Collection entries
================================
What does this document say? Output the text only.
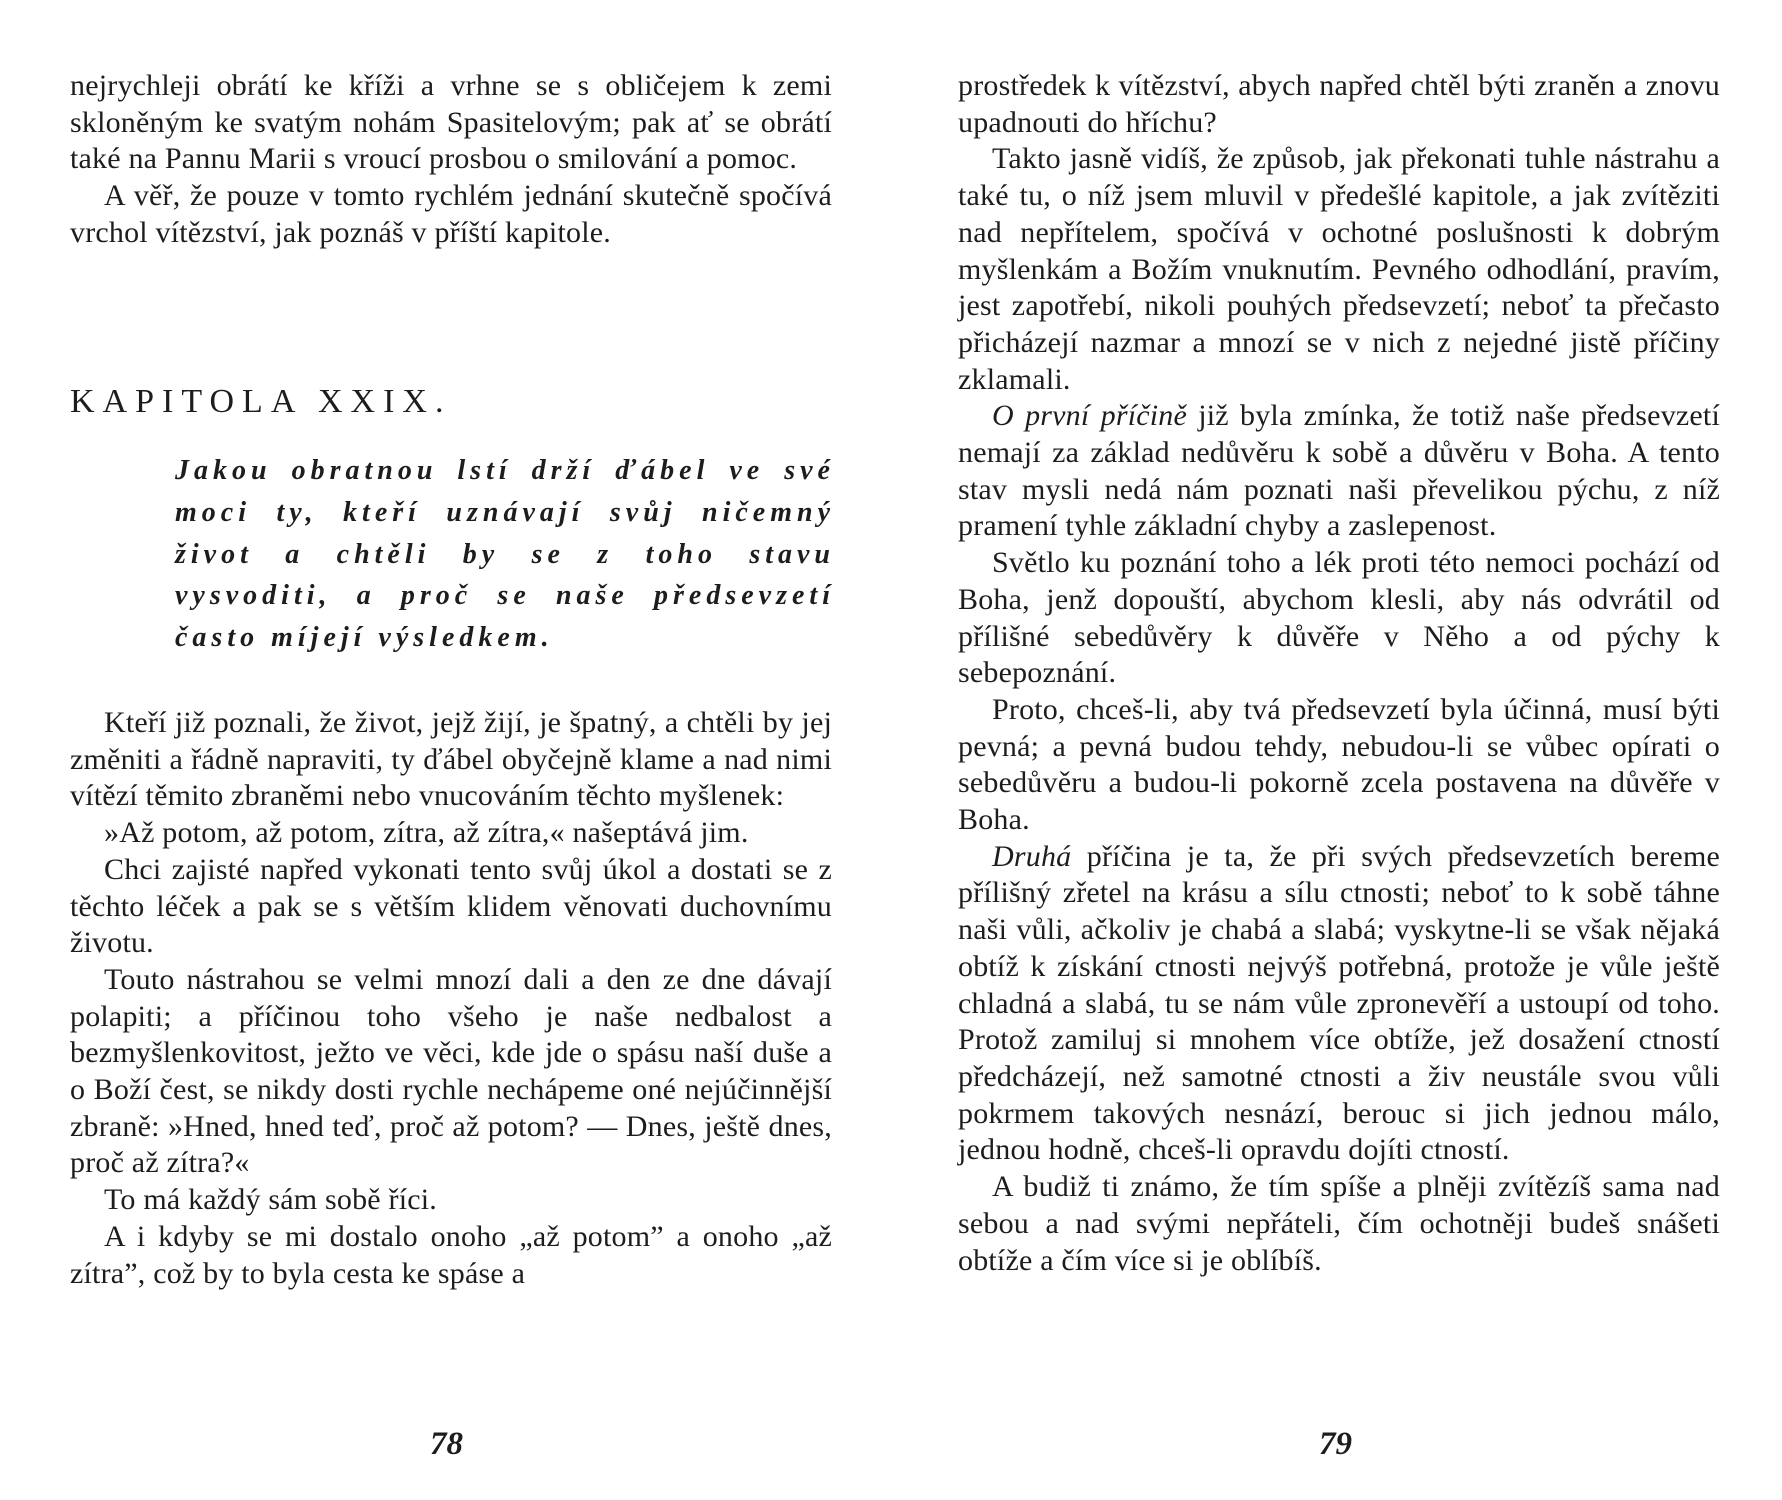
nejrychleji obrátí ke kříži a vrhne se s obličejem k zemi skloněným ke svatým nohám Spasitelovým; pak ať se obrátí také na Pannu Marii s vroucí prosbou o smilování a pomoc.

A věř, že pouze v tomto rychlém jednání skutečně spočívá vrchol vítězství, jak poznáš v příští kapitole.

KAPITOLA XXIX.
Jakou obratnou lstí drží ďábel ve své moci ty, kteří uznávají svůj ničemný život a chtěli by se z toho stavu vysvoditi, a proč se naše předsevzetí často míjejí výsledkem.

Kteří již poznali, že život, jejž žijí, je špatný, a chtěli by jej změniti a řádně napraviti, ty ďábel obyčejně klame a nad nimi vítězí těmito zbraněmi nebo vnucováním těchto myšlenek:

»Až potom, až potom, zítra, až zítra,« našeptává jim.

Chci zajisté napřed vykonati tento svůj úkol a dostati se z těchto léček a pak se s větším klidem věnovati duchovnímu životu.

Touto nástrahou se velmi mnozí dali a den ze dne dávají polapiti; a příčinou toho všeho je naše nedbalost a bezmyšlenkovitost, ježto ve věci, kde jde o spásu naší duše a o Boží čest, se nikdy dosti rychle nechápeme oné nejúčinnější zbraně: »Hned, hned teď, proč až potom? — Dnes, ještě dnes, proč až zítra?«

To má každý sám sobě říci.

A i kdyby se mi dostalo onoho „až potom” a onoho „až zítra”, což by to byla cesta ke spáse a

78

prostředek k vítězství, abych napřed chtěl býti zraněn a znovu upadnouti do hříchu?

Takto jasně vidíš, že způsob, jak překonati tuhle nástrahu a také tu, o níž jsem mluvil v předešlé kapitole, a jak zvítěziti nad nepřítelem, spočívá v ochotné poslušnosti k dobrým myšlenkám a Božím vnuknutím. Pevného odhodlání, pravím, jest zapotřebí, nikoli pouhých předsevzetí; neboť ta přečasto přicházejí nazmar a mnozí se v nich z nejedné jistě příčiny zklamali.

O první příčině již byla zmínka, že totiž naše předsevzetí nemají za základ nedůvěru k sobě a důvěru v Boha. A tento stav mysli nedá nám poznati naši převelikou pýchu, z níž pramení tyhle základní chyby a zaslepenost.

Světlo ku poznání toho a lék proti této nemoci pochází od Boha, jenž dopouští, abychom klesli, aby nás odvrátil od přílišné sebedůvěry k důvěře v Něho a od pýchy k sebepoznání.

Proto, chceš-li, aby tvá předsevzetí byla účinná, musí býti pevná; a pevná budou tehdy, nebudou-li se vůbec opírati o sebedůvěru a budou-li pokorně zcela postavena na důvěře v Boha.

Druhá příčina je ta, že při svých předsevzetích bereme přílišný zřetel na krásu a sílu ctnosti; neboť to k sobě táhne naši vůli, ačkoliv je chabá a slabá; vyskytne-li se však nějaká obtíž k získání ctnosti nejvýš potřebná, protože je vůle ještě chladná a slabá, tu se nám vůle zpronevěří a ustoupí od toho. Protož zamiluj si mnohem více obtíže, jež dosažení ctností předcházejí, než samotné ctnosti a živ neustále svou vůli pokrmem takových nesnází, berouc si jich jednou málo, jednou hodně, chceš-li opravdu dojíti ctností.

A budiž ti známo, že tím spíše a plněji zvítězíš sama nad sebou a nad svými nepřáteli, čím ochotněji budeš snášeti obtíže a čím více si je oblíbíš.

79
================================
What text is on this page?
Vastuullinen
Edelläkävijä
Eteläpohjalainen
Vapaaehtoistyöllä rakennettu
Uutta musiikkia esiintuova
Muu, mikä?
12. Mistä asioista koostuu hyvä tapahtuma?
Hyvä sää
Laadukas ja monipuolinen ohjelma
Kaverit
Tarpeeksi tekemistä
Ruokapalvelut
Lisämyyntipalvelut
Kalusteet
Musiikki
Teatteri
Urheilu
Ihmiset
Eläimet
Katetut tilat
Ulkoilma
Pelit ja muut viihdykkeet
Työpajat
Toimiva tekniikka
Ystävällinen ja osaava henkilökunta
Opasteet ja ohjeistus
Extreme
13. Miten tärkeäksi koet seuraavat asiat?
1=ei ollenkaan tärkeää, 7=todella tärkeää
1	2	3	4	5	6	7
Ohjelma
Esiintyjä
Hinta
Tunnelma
================================
- [Requirements] Write down every line of the data above that includes the string "Boha".

- [Complete response]
O první příčině již byla zmínka, že totiž naše předsevzetí nemají za základ nedůvěru k sobě a důvěru v Boha. A tento stav mysli nedá nám poznati naši převelikou pýchu, z níž pramení tyhle základní chyby a zaslepenost.
Světlo ku poznání toho a lék proti této nemoci pochází od Boha, jenž dopouští, abychom klesli, aby nás odvrátil od přílišné sebedůvěry k důvěře v Něho a od pýchy k sebepoznání.
Proto, chceš-li, aby tvá předsevzetí byla účinná, musí býti pevná; a pevná budou tehdy, nebudou-li se vůbec opírati o sebedůvěru a budou-li pokorně zcela postavena na důvěře v Boha.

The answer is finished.